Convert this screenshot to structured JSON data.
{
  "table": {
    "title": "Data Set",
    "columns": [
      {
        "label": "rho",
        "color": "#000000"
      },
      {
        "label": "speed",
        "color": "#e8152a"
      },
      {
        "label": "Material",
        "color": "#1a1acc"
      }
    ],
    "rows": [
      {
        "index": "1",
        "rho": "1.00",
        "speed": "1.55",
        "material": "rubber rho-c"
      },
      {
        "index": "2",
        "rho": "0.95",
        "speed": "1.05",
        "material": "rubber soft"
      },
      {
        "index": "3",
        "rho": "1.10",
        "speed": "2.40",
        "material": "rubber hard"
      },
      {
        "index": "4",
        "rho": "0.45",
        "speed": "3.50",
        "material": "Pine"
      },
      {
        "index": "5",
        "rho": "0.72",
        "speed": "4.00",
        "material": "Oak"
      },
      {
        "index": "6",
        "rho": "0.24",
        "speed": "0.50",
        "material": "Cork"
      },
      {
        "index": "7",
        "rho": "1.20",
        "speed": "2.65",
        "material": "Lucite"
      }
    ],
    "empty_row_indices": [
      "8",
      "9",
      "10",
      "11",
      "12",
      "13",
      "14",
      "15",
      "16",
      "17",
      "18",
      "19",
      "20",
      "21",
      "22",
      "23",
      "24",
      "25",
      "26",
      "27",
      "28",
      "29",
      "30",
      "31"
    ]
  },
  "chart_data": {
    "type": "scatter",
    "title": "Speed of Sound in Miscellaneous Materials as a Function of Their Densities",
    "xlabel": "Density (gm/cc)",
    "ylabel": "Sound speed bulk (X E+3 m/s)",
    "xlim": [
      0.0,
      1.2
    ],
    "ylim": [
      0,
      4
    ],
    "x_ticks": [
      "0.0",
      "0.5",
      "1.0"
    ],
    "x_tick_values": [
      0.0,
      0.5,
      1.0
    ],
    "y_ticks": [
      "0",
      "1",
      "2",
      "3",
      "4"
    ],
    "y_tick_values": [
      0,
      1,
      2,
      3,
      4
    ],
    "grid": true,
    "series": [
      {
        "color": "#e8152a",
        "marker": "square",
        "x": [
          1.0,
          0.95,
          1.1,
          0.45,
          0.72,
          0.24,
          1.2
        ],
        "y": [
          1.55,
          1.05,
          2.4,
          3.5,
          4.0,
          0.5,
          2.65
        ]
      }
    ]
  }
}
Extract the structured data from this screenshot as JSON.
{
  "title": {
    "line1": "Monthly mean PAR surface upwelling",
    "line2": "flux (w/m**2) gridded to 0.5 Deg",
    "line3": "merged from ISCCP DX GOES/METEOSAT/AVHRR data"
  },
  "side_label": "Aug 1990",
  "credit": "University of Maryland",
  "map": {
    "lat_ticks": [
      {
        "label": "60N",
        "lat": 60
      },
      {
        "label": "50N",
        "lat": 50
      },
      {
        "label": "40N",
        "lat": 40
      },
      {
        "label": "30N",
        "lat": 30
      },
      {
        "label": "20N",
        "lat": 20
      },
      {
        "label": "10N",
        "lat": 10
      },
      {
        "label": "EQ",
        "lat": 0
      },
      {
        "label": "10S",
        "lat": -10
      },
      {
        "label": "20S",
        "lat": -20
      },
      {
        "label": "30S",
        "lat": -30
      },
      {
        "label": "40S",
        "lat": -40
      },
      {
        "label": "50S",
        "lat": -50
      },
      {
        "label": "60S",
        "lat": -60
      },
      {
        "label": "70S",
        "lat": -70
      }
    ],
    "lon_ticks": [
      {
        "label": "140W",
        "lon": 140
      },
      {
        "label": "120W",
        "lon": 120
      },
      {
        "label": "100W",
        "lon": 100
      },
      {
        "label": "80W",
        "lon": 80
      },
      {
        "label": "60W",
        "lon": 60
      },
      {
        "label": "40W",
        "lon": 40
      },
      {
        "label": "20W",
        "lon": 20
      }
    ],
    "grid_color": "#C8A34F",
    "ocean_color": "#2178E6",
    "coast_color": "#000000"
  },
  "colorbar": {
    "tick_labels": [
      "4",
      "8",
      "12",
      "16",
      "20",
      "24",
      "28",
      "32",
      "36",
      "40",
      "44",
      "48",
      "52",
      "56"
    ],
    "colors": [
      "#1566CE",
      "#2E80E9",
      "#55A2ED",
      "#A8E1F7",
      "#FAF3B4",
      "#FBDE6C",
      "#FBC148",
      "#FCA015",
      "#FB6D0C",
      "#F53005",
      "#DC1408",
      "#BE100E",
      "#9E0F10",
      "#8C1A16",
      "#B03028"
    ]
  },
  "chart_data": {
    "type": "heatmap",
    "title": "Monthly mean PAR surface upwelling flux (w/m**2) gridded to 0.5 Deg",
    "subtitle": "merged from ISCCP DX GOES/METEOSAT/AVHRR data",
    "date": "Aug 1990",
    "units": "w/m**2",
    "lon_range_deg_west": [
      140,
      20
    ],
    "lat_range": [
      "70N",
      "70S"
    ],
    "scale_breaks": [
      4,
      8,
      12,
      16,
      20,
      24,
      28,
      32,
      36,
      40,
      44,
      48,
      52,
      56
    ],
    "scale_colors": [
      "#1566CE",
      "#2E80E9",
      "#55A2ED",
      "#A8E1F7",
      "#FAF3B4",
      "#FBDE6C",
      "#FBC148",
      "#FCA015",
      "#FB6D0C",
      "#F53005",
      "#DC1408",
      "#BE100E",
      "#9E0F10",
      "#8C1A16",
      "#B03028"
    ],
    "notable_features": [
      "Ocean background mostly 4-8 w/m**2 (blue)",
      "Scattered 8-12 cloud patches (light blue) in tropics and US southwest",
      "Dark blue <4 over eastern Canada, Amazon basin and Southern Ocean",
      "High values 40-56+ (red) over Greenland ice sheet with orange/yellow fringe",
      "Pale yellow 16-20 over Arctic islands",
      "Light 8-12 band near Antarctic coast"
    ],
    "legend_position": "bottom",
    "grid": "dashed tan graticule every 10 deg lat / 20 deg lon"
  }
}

= = = = =

* _EXERCISE GOAL_
Copy out all of the data exactly, leaving nothing out.

* _COMPLETE RESPONSE_
Convert this screenshot to structured JSON data.
{
  "table": {
    "title": "Data Set",
    "columns": [
      {
        "label": "rho",
        "color": "#000000"
      },
      {
        "label": "speed",
        "color": "#e8152a"
      },
      {
        "label": "Material",
        "color": "#1a1acc"
      }
    ],
    "rows": [
      {
        "index": "1",
        "rho": "1.00",
        "speed": "1.55",
        "material": "rubber rho-c"
      },
      {
        "index": "2",
        "rho": "0.95",
        "speed": "1.05",
        "material": "rubber soft"
      },
      {
        "index": "3",
        "rho": "1.10",
        "speed": "2.40",
        "material": "rubber hard"
      },
      {
        "index": "4",
        "rho": "0.45",
        "speed": "3.50",
        "material": "Pine"
      },
      {
        "index": "5",
        "rho": "0.72",
        "speed": "4.00",
        "material": "Oak"
      },
      {
        "index": "6",
        "rho": "0.24",
        "speed": "0.50",
        "material": "Cork"
      },
      {
        "index": "7",
        "rho": "1.20",
        "speed": "2.65",
        "material": "Lucite"
      }
    ],
    "empty_row_indices": [
      "8",
      "9",
      "10",
      "11",
      "12",
      "13",
      "14",
      "15",
      "16",
      "17",
      "18",
      "19",
      "20",
      "21",
      "22",
      "23",
      "24",
      "25",
      "26",
      "27",
      "28",
      "29",
      "30",
      "31"
    ]
  },
  "chart_data": {
    "type": "scatter",
    "title": "Speed of Sound in Miscellaneous Materials as a Function of Their Densities",
    "xlabel": "Density (gm/cc)",
    "ylabel": "Sound speed bulk (X E+3 m/s)",
    "xlim": [
      0.0,
      1.2
    ],
    "ylim": [
      0,
      4
    ],
    "x_ticks": [
      "0.0",
      "0.5",
      "1.0"
    ],
    "x_tick_values": [
      0.0,
      0.5,
      1.0
    ],
    "y_ticks": [
      "0",
      "1",
      "2",
      "3",
      "4"
    ],
    "y_tick_values": [
      0,
      1,
      2,
      3,
      4
    ],
    "grid": true,
    "series": [
      {
        "color": "#e8152a",
        "marker": "square",
        "x": [
          1.0,
          0.95,
          1.1,
          0.45,
          0.72,
          0.24,
          1.2
        ],
        "y": [
          1.55,
          1.05,
          2.4,
          3.5,
          4.0,
          0.5,
          2.65
        ]
      }
    ]
  }
}
Extract the structured data from this screenshot as JSON.
{
  "title": {
    "line1": "Monthly mean PAR surface upwelling",
    "line2": "flux (w/m**2) gridded to 0.5 Deg",
    "line3": "merged from ISCCP DX GOES/METEOSAT/AVHRR data"
  },
  "side_label": "Aug 1990",
  "credit": "University of Maryland",
  "map": {
    "lat_ticks": [
      {
        "label": "60N",
        "lat": 60
      },
      {
        "label": "50N",
        "lat": 50
      },
      {
        "label": "40N",
        "lat": 40
      },
      {
        "label": "30N",
        "lat": 30
      },
      {
        "label": "20N",
        "lat": 20
      },
      {
        "label": "10N",
        "lat": 10
      },
      {
        "label": "EQ",
        "lat": 0
      },
      {
        "label": "10S",
        "lat": -10
      },
      {
        "label": "20S",
        "lat": -20
      },
      {
        "label": "30S",
        "lat": -30
      },
      {
        "label": "40S",
        "lat": -40
      },
      {
        "label": "50S",
        "lat": -50
      },
      {
        "label": "60S",
        "lat": -60
      },
      {
        "label": "70S",
        "lat": -70
      }
    ],
    "lon_ticks": [
      {
        "label": "140W",
        "lon": 140
      },
      {
        "label": "120W",
        "lon": 120
      },
      {
        "label": "100W",
        "lon": 100
      },
      {
        "label": "80W",
        "lon": 80
      },
      {
        "label": "60W",
        "lon": 60
      },
      {
        "label": "40W",
        "lon": 40
      },
      {
        "label": "20W",
        "lon": 20
      }
    ],
    "grid_color": "#C8A34F",
    "ocean_color": "#2178E6",
    "coast_color": "#000000"
  },
  "colorbar": {
    "tick_labels": [
      "4",
      "8",
      "12",
      "16",
      "20",
      "24",
      "28",
      "32",
      "36",
      "40",
      "44",
      "48",
      "52",
      "56"
    ],
    "colors": [
      "#1566CE",
      "#2E80E9",
      "#55A2ED",
      "#A8E1F7",
      "#FAF3B4",
      "#FBDE6C",
      "#FBC148",
      "#FCA015",
      "#FB6D0C",
      "#F53005",
      "#DC1408",
      "#BE100E",
      "#9E0F10",
      "#8C1A16",
      "#B03028"
    ]
  },
  "chart_data": {
    "type": "heatmap",
    "title": "Monthly mean PAR surface upwelling flux (w/m**2) gridded to 0.5 Deg",
    "subtitle": "merged from ISCCP DX GOES/METEOSAT/AVHRR data",
    "date": "Aug 1990",
    "units": "w/m**2",
    "lon_range_deg_west": [
      140,
      20
    ],
    "lat_range": [
      "70N",
      "70S"
    ],
    "scale_breaks": [
      4,
      8,
      12,
      16,
      20,
      24,
      28,
      32,
      36,
      40,
      44,
      48,
      52,
      56
    ],
    "scale_colors": [
      "#1566CE",
      "#2E80E9",
      "#55A2ED",
      "#A8E1F7",
      "#FAF3B4",
      "#FBDE6C",
      "#FBC148",
      "#FCA015",
      "#FB6D0C",
      "#F53005",
      "#DC1408",
      "#BE100E",
      "#9E0F10",
      "#8C1A16",
      "#B03028"
    ],
    "notable_features": [
      "Ocean background mostly 4-8 w/m**2 (blue)",
      "Scattered 8-12 cloud patches (light blue) in tropics and US southwest",
      "Dark blue <4 over eastern Canada, Amazon basin and Southern Ocean",
      "High values 40-56+ (red) over Greenland ice sheet with orange/yellow fringe",
      "Pale yellow 16-20 over Arctic islands",
      "Light 8-12 band near Antarctic coast"
    ],
    "legend_position": "bottom",
    "grid": "dashed tan graticule every 10 deg lat / 20 deg lon"
  }
}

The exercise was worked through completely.